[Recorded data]
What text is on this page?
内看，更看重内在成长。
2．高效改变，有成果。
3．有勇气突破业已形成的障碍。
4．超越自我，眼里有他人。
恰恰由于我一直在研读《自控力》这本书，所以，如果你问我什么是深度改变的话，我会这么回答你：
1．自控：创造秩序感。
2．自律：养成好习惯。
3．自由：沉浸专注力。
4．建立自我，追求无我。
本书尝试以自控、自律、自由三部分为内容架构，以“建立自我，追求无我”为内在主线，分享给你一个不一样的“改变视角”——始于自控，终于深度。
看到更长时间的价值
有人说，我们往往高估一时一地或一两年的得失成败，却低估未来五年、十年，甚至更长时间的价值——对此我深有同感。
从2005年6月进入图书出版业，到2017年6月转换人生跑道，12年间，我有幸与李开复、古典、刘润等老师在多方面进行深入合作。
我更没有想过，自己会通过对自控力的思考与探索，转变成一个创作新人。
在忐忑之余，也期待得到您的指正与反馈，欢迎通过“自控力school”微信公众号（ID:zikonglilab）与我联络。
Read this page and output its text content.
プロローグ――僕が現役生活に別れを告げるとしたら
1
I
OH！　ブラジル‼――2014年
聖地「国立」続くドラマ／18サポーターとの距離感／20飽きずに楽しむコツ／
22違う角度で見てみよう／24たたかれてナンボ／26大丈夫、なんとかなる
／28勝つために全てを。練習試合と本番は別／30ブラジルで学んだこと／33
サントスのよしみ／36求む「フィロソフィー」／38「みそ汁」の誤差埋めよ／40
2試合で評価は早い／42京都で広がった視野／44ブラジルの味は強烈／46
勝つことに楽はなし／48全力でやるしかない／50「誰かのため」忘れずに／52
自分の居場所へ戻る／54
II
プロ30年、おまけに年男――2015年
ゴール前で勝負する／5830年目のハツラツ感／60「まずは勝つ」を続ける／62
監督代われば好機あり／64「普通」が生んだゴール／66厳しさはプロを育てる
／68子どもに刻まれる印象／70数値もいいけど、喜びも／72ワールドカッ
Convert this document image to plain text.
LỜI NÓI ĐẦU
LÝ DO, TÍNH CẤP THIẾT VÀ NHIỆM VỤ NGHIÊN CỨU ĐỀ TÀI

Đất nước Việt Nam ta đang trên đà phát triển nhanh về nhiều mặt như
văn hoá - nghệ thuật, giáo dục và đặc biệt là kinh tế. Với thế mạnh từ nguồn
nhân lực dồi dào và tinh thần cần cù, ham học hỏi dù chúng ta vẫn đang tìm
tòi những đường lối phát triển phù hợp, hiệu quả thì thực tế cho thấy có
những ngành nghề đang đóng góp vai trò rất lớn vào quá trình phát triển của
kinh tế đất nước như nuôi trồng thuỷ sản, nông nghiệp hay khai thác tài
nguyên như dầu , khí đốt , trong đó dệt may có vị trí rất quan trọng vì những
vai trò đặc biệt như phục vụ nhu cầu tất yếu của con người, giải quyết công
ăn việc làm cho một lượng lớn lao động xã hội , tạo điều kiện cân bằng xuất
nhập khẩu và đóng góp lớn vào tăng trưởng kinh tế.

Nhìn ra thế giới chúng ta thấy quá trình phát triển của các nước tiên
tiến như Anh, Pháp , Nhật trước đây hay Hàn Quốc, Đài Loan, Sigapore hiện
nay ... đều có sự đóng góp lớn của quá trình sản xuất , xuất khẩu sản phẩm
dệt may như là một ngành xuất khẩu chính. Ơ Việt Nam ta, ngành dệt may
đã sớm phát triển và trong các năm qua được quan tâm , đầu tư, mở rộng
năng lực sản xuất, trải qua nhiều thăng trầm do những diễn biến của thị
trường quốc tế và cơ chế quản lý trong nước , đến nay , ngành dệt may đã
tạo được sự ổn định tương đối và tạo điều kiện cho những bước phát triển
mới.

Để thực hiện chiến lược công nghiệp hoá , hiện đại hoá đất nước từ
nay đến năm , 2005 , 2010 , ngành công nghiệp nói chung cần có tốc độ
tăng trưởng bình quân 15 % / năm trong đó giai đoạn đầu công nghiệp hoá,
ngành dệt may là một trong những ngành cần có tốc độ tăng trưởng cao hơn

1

• _Exercise directions_
Every line that holds the word "kiện" should be extracted.

• _Solution to this exercise_
ăn việc làm cho một lượng lớn lao động xã hội , tạo điều kiện cân bằng xuất
tạo được sự ổn định tương đối và tạo điều kiện cho những bước phát triển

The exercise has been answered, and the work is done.